What you are asked to do = Copy the records below exactly, leaving out every picture.

Available data =
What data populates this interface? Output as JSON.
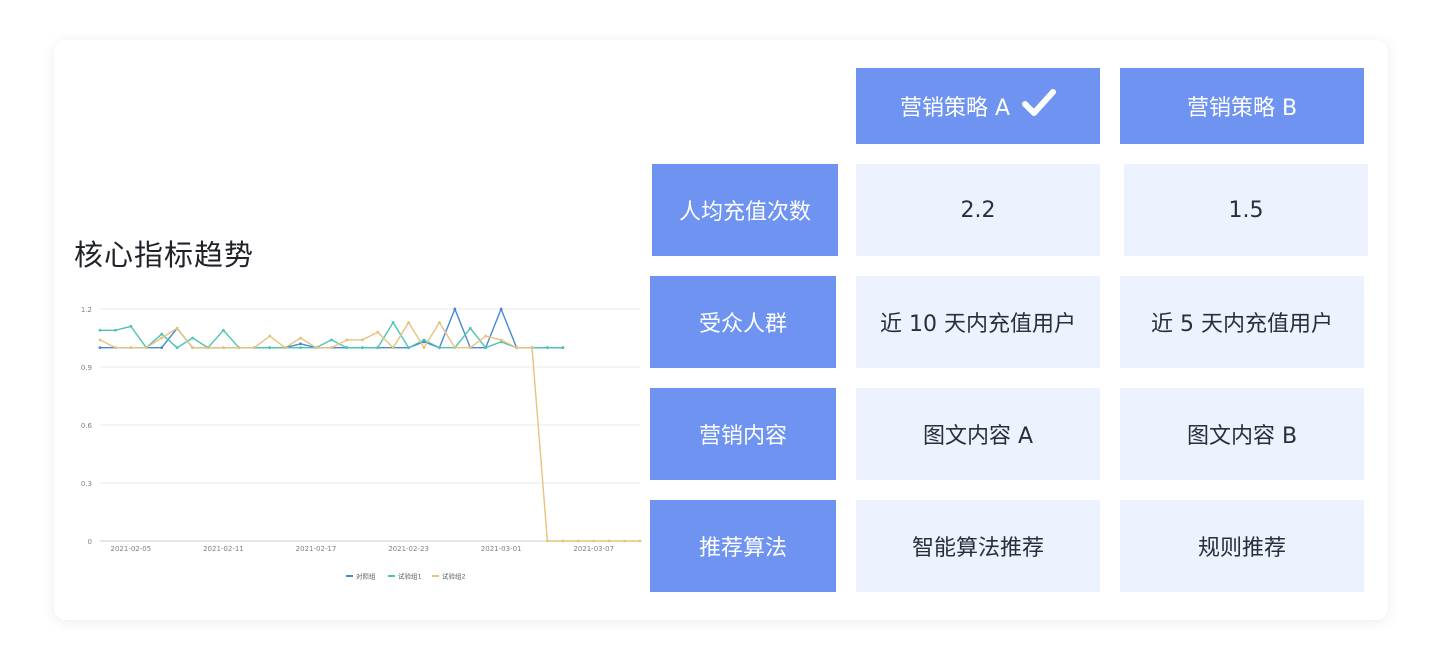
{
  "title": "核心指标趋势",
  "table": {
    "columns": [
      "营销策略 A",
      "营销策略 B"
    ],
    "rows": [
      {
        "label": "人均充值次数",
        "a": "2.2",
        "b": "1.5"
      },
      {
        "label": "受众人群",
        "a": "近 10 天内充值用户",
        "b": "近 5 天内充值用户"
      },
      {
        "label": "营销内容",
        "a": "图文内容 A",
        "b": "图文内容 B"
      },
      {
        "label": "推荐算法",
        "a": "智能算法推荐",
        "b": "规则推荐"
      }
    ]
  },
  "chart_data": {
    "type": "line",
    "x": [
      "2021-02-03",
      "2021-02-04",
      "2021-02-05",
      "2021-02-06",
      "2021-02-07",
      "2021-02-08",
      "2021-02-09",
      "2021-02-10",
      "2021-02-11",
      "2021-02-12",
      "2021-02-13",
      "2021-02-14",
      "2021-02-15",
      "2021-02-16",
      "2021-02-17",
      "2021-02-18",
      "2021-02-19",
      "2021-02-20",
      "2021-02-21",
      "2021-02-22",
      "2021-02-23",
      "2021-02-24",
      "2021-02-25",
      "2021-02-26",
      "2021-02-27",
      "2021-02-28",
      "2021-03-01",
      "2021-03-02",
      "2021-03-03",
      "2021-03-04",
      "2021-03-05",
      "2021-03-06",
      "2021-03-07",
      "2021-03-08",
      "2021-03-09",
      "2021-03-10"
    ],
    "x_tick_labels": [
      "2021-02-05",
      "2021-02-11",
      "2021-02-17",
      "2021-02-23",
      "2021-03-01",
      "2021-03-07"
    ],
    "ylim": [
      0,
      1.2
    ],
    "y_ticks": [
      0,
      0.3,
      0.6,
      0.9,
      1.2
    ],
    "grid": true,
    "legend_position": "bottom-center",
    "series": [
      {
        "name": "对照组",
        "color": "#4a86d4",
        "values": [
          1.0,
          1.0,
          1.0,
          1.0,
          1.0,
          1.1,
          1.0,
          1.0,
          1.0,
          1.0,
          1.0,
          1.0,
          1.0,
          1.02,
          1.0,
          1.0,
          1.0,
          1.0,
          1.0,
          1.0,
          1.0,
          1.03,
          1.0,
          1.2,
          1.0,
          1.0,
          1.2,
          1.0,
          1.0,
          1.0,
          1.0,
          null,
          null,
          null,
          null,
          null
        ]
      },
      {
        "name": "试验组1",
        "color": "#4dc4b4",
        "values": [
          1.09,
          1.09,
          1.11,
          1.0,
          1.07,
          1.0,
          1.05,
          1.0,
          1.09,
          1.0,
          1.0,
          1.0,
          1.0,
          1.0,
          1.0,
          1.04,
          1.0,
          1.0,
          1.0,
          1.13,
          1.0,
          1.04,
          1.0,
          1.0,
          1.1,
          1.0,
          1.03,
          1.0,
          1.0,
          1.0,
          1.0,
          null,
          null,
          null,
          null,
          null
        ]
      },
      {
        "name": "试验组2",
        "color": "#e7c27d",
        "values": [
          1.04,
          1.0,
          1.0,
          1.0,
          1.05,
          1.1,
          1.0,
          1.0,
          1.0,
          1.0,
          1.0,
          1.06,
          1.0,
          1.05,
          1.0,
          1.0,
          1.04,
          1.04,
          1.08,
          1.0,
          1.13,
          1.0,
          1.13,
          1.0,
          1.0,
          1.06,
          1.04,
          1.0,
          1.0,
          0,
          0,
          0,
          0,
          0,
          0,
          0
        ]
      }
    ]
  }
}
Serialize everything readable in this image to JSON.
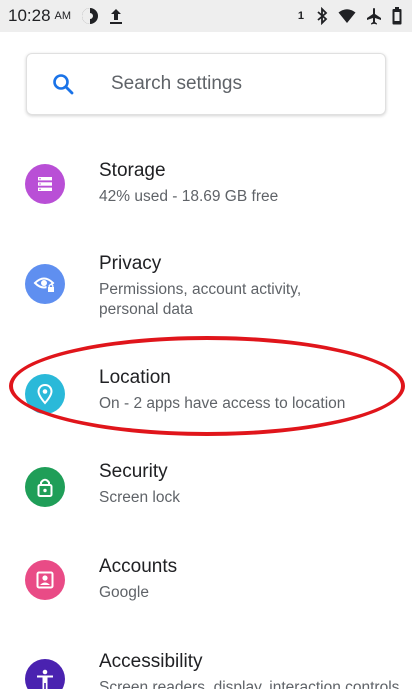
{
  "status_bar": {
    "time": "10:28",
    "ampm": "AM",
    "sim_number": "1",
    "icons": [
      "data-saver-icon",
      "upload-icon",
      "bluetooth-icon",
      "wifi-icon",
      "airplane-icon",
      "battery-icon"
    ]
  },
  "search": {
    "placeholder": "Search settings",
    "icon": "search-icon"
  },
  "accent_colors": {
    "storage": "#b94fd6",
    "privacy": "#5f8ff0",
    "location": "#2ab9d9",
    "security": "#1f9e58",
    "accounts": "#e94b86",
    "accessibility": "#4a22b0",
    "highlight": "#e0151b"
  },
  "settings": [
    {
      "id": "storage",
      "title": "Storage",
      "summary": "42% used - 18.69 GB free",
      "icon": "storage-icon"
    },
    {
      "id": "privacy",
      "title": "Privacy",
      "summary": "Permissions, account activity, personal data",
      "icon": "privacy-icon"
    },
    {
      "id": "location",
      "title": "Location",
      "summary": "On - 2 apps have access to location",
      "icon": "location-pin-icon"
    },
    {
      "id": "security",
      "title": "Security",
      "summary": "Screen lock",
      "icon": "lock-icon"
    },
    {
      "id": "accounts",
      "title": "Accounts",
      "summary": "Google",
      "icon": "accounts-icon"
    },
    {
      "id": "accessibility",
      "title": "Accessibility",
      "summary": "Screen readers, display, interaction controls",
      "icon": "accessibility-icon"
    }
  ]
}
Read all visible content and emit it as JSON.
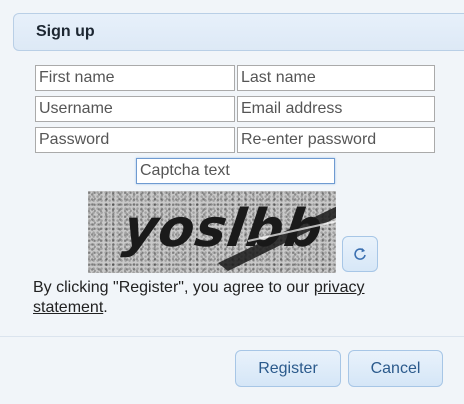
{
  "dialog": {
    "title": "Sign up"
  },
  "form": {
    "first_name": {
      "placeholder": "First name"
    },
    "last_name": {
      "placeholder": "Last name"
    },
    "username": {
      "placeholder": "Username"
    },
    "email": {
      "placeholder": "Email address"
    },
    "password": {
      "placeholder": "Password"
    },
    "password_confirm": {
      "placeholder": "Re-enter password"
    },
    "captcha": {
      "placeholder": "Captcha text",
      "image_text": "yoslbb"
    }
  },
  "refresh_icon": "refresh-icon",
  "terms": {
    "prefix": "By clicking \"Register\", you agree to our ",
    "link": "privacy statement",
    "suffix": "."
  },
  "buttons": {
    "register": "Register",
    "cancel": "Cancel"
  },
  "colors": {
    "accent": "#2b5a8c",
    "header_bg": "#e7f0fa",
    "button_bg": "#d5e6f7"
  }
}
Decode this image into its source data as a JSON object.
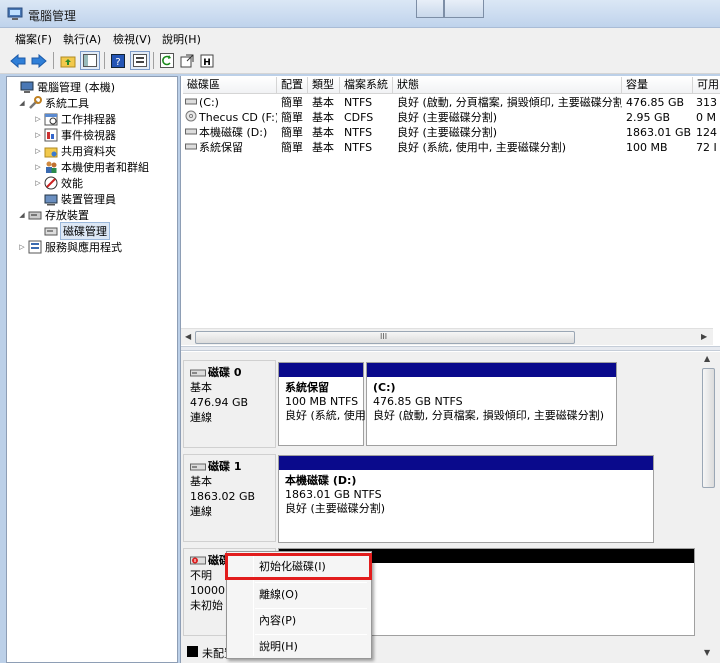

Task result =
What data populates this interface? Output as JSON.
{
  "title": "核心指标趋势",
  "table": {
    "columns": [
      "营销策略 A",
      "营销策略 B"
    ],
    "rows": [
      {
        "label": "人均充值次数",
        "a": "2.2",
        "b": "1.5"
      },
      {
        "label": "受众人群",
        "a": "近 10 天内充值用户",
        "b": "近 5 天内充值用户"
      },
      {
        "label": "营销内容",
        "a": "图文内容 A",
        "b": "图文内容 B"
      },
      {
        "label": "推荐算法",
        "a": "智能算法推荐",
        "b": "规则推荐"
      }
    ]
  },
  "chart_data": {
    "type": "line",
    "x": [
      "2021-02-03",
      "2021-02-04",
      "2021-02-05",
      "2021-02-06",
      "2021-02-07",
      "2021-02-08",
      "2021-02-09",
      "2021-02-10",
      "2021-02-11",
      "2021-02-12",
      "2021-02-13",
      "2021-02-14",
      "2021-02-15",
      "2021-02-16",
      "2021-02-17",
      "2021-02-18",
      "2021-02-19",
      "2021-02-20",
      "2021-02-21",
      "2021-02-22",
      "2021-02-23",
      "2021-02-24",
      "2021-02-25",
      "2021-02-26",
      "2021-02-27",
      "2021-02-28",
      "2021-03-01",
      "2021-03-02",
      "2021-03-03",
      "2021-03-04",
      "2021-03-05",
      "2021-03-06",
      "2021-03-07",
      "2021-03-08",
      "2021-03-09",
      "2021-03-10"
    ],
    "x_tick_labels": [
      "2021-02-05",
      "2021-02-11",
      "2021-02-17",
      "2021-02-23",
      "2021-03-01",
      "2021-03-07"
    ],
    "ylim": [
      0,
      1.2
    ],
    "y_ticks": [
      0,
      0.3,
      0.6,
      0.9,
      1.2
    ],
    "grid": true,
    "legend_position": "bottom-center",
    "series": [
      {
        "name": "对照组",
        "color": "#4a86d4",
        "values": [
          1.0,
          1.0,
          1.0,
          1.0,
          1.0,
          1.1,
          1.0,
          1.0,
          1.0,
          1.0,
          1.0,
          1.0,
          1.0,
          1.02,
          1.0,
          1.0,
          1.0,
          1.0,
          1.0,
          1.0,
          1.0,
          1.03,
          1.0,
          1.2,
          1.0,
          1.0,
          1.2,
          1.0,
          1.0,
          1.0,
          1.0,
          null,
          null,
          null,
          null,
          null
        ]
      },
      {
        "name": "试验组1",
        "color": "#4dc4b4",
        "values": [
          1.09,
          1.09,
          1.11,
          1.0,
          1.07,
          1.0,
          1.05,
          1.0,
          1.09,
          1.0,
          1.0,
          1.0,
          1.0,
          1.0,
          1.0,
          1.04,
          1.0,
          1.0,
          1.0,
          1.13,
          1.0,
          1.04,
          1.0,
          1.0,
          1.1,
          1.0,
          1.03,
          1.0,
          1.0,
          1.0,
          1.0,
          null,
          null,
          null,
          null,
          null
        ]
      },
      {
        "name": "试验组2",
        "color": "#e7c27d",
        "values": [
          1.04,
          1.0,
          1.0,
          1.0,
          1.05,
          1.1,
          1.0,
          1.0,
          1.0,
          1.0,
          1.0,
          1.06,
          1.0,
          1.05,
          1.0,
          1.0,
          1.04,
          1.04,
          1.08,
          1.0,
          1.13,
          1.0,
          1.13,
          1.0,
          1.0,
          1.06,
          1.04,
          1.0,
          1.0,
          0,
          0,
          0,
          0,
          0,
          0,
          0
        ]
      }
    ]
  }
}
Serialize everything readable in this image to JSON.
{
  "status_bar": {
    "time": "10:28",
    "ampm": "AM",
    "sim_number": "1",
    "icons": [
      "data-saver-icon",
      "upload-icon",
      "bluetooth-icon",
      "wifi-icon",
      "airplane-icon",
      "battery-icon"
    ]
  },
  "search": {
    "placeholder": "Search settings",
    "icon": "search-icon"
  },
  "accent_colors": {
    "storage": "#b94fd6",
    "privacy": "#5f8ff0",
    "location": "#2ab9d9",
    "security": "#1f9e58",
    "accounts": "#e94b86",
    "accessibility": "#4a22b0",
    "highlight": "#e0151b"
  },
  "settings": [
    {
      "id": "storage",
      "title": "Storage",
      "summary": "42% used - 18.69 GB free",
      "icon": "storage-icon"
    },
    {
      "id": "privacy",
      "title": "Privacy",
      "summary": "Permissions, account activity, personal data",
      "icon": "privacy-icon"
    },
    {
      "id": "location",
      "title": "Location",
      "summary": "On - 2 apps have access to location",
      "icon": "location-pin-icon"
    },
    {
      "id": "security",
      "title": "Security",
      "summary": "Screen lock",
      "icon": "lock-icon"
    },
    {
      "id": "accounts",
      "title": "Accounts",
      "summary": "Google",
      "icon": "accounts-icon"
    },
    {
      "id": "accessibility",
      "title": "Accessibility",
      "summary": "Screen readers, display, interaction controls",
      "icon": "accessibility-icon"
    }
  ]
}
Read all visible content and emit it as JSON.
{
  "dialog": {
    "title": "Sign up"
  },
  "form": {
    "first_name": {
      "placeholder": "First name"
    },
    "last_name": {
      "placeholder": "Last name"
    },
    "username": {
      "placeholder": "Username"
    },
    "email": {
      "placeholder": "Email address"
    },
    "password": {
      "placeholder": "Password"
    },
    "password_confirm": {
      "placeholder": "Re-enter password"
    },
    "captcha": {
      "placeholder": "Captcha text",
      "image_text": "yoslbb"
    }
  },
  "refresh_icon": "refresh-icon",
  "terms": {
    "prefix": "By clicking \"Register\", you agree to our ",
    "link": "privacy statement",
    "suffix": "."
  },
  "buttons": {
    "register": "Register",
    "cancel": "Cancel"
  },
  "colors": {
    "accent": "#2b5a8c",
    "header_bg": "#e7f0fa",
    "button_bg": "#d5e6f7"
  }
}
Decode this image into its source data as a JSON object.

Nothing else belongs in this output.